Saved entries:
^^^^^^^^^^^^^^^^

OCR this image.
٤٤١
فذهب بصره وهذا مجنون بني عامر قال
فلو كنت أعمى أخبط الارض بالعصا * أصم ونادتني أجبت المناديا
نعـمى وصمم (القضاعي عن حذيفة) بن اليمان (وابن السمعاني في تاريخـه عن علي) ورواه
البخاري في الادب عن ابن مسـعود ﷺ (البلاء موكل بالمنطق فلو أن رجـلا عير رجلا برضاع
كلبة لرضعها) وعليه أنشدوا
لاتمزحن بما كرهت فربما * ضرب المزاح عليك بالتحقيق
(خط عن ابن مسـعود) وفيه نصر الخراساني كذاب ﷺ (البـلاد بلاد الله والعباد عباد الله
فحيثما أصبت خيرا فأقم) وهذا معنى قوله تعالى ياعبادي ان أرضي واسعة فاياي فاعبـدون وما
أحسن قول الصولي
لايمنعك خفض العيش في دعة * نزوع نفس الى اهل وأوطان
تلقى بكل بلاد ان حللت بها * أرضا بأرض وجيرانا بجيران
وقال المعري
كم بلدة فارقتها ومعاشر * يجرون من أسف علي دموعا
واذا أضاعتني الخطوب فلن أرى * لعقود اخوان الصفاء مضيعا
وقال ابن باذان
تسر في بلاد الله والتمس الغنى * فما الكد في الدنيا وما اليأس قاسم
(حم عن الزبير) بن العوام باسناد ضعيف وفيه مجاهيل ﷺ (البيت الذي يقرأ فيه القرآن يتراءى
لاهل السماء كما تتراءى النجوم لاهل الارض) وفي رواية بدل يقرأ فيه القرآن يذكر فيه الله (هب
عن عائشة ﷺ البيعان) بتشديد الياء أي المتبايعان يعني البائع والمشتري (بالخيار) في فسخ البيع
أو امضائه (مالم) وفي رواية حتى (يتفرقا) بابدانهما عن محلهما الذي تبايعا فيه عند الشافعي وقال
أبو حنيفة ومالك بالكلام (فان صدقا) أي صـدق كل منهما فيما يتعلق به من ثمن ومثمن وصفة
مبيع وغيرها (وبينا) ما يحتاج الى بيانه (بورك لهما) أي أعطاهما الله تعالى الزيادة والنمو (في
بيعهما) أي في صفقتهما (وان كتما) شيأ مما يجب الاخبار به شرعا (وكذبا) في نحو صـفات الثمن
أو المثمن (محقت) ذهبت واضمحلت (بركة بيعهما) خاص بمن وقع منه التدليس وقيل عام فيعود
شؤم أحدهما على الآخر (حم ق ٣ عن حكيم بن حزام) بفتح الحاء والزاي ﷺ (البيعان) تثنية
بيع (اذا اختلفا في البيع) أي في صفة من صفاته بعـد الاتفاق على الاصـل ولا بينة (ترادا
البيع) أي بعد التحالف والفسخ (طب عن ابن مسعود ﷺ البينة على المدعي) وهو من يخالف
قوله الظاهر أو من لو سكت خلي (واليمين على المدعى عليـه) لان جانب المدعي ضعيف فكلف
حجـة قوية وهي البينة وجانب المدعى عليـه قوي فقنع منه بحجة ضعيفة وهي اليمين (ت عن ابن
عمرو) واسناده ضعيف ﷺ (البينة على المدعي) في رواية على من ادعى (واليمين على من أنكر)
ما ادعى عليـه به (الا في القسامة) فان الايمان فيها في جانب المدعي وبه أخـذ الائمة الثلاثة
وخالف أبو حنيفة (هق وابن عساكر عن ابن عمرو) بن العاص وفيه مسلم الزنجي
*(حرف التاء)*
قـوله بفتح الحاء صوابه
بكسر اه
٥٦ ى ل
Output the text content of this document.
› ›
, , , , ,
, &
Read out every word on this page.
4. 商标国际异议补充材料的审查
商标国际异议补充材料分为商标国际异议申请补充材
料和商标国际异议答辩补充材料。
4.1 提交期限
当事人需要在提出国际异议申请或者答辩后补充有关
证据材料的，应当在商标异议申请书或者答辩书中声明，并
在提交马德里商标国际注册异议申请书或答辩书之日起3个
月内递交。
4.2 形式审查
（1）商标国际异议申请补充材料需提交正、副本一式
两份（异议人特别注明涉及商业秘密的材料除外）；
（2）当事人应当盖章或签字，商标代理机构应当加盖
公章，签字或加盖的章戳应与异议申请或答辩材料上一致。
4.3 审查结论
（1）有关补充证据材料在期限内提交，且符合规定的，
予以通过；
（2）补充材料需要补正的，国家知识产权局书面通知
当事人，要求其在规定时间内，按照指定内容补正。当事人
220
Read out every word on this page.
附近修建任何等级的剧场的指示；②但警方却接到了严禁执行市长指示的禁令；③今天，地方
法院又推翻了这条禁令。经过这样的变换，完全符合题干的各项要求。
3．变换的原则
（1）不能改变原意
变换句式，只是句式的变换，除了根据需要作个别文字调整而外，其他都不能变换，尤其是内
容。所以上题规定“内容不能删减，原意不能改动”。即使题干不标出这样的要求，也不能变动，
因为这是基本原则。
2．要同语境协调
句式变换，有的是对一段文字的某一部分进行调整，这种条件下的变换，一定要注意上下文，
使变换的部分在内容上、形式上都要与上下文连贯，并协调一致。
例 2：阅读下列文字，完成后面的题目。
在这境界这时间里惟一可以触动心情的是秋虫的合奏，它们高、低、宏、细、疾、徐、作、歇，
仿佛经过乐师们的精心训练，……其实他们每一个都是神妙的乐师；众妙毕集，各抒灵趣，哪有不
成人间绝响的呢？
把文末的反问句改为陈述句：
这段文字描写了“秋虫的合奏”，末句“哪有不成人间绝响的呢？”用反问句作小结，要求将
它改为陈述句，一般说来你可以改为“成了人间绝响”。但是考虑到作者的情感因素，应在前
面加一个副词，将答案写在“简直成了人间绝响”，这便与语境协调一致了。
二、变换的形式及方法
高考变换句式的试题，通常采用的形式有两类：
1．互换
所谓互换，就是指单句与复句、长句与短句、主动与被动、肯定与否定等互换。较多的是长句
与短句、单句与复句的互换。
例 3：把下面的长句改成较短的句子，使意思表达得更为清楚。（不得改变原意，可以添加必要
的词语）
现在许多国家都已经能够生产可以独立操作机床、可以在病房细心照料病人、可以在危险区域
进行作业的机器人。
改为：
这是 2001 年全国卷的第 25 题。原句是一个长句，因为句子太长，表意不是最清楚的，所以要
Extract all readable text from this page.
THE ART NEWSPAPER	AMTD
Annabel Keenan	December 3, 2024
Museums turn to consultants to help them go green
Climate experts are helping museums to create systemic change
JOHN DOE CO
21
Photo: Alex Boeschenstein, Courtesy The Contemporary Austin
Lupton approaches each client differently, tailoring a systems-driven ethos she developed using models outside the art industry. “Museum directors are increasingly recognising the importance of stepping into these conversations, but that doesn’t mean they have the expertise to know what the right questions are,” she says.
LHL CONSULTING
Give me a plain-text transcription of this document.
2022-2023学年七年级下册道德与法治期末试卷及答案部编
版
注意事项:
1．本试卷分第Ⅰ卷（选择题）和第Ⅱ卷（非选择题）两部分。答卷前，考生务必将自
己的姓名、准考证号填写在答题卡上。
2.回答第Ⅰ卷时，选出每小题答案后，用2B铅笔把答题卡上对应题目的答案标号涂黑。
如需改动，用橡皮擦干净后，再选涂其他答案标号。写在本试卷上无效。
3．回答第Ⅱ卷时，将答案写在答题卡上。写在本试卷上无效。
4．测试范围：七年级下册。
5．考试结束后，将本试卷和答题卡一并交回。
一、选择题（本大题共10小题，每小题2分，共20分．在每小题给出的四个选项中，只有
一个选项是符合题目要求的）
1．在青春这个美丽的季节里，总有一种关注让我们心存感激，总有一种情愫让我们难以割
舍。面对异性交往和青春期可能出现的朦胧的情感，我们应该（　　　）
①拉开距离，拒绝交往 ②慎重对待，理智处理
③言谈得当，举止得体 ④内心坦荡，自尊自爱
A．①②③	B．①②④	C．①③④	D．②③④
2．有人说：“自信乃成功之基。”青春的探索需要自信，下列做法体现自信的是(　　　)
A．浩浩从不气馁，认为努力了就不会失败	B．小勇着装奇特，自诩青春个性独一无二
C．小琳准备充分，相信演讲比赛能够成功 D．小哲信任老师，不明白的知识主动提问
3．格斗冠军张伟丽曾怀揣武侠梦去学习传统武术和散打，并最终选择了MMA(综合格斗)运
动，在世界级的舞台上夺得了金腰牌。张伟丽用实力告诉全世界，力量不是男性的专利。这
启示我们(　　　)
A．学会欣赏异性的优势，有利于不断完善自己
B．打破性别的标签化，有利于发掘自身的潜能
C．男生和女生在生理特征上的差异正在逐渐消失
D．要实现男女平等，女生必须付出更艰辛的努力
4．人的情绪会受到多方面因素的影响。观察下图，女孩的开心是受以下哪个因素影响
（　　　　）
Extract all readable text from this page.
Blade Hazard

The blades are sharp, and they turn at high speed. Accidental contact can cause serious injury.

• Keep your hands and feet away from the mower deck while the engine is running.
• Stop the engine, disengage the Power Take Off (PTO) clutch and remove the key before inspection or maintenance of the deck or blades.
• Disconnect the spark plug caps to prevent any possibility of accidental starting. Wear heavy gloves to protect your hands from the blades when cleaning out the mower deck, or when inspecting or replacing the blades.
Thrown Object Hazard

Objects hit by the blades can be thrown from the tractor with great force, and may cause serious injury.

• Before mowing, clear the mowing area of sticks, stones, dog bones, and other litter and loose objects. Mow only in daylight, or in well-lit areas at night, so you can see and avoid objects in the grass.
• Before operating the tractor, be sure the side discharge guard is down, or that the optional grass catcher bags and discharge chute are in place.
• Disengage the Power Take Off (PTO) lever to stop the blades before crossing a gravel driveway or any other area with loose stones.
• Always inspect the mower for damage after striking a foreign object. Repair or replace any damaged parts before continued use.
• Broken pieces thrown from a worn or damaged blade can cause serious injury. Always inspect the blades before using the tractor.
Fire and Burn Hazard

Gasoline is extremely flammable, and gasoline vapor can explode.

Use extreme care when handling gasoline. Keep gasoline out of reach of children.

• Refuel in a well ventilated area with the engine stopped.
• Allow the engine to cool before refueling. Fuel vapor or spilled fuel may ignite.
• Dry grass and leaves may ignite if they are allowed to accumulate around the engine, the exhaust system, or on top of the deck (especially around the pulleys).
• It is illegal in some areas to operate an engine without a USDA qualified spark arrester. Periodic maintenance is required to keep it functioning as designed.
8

^^^^^^^^^^^^^^^^

| What the task requires |
Copy every line from the records above that contains the word "they".

| Task solution |
Lupton approaches each client differently, tailoring a systems-driven ethos she developed using models outside the art industry. “Museum directors are increasingly recognising the importance of stepping into these conversations, but that doesn’t mean they have the expertise to know what the right questions are,” she says.
The blades are sharp, and they turn at high speed. Accidental contact can cause serious injury.
• Dry grass and leaves may ignite if they are allowed to accumulate around the engine, the exhaust system, or on top of the deck (especially around the pulleys).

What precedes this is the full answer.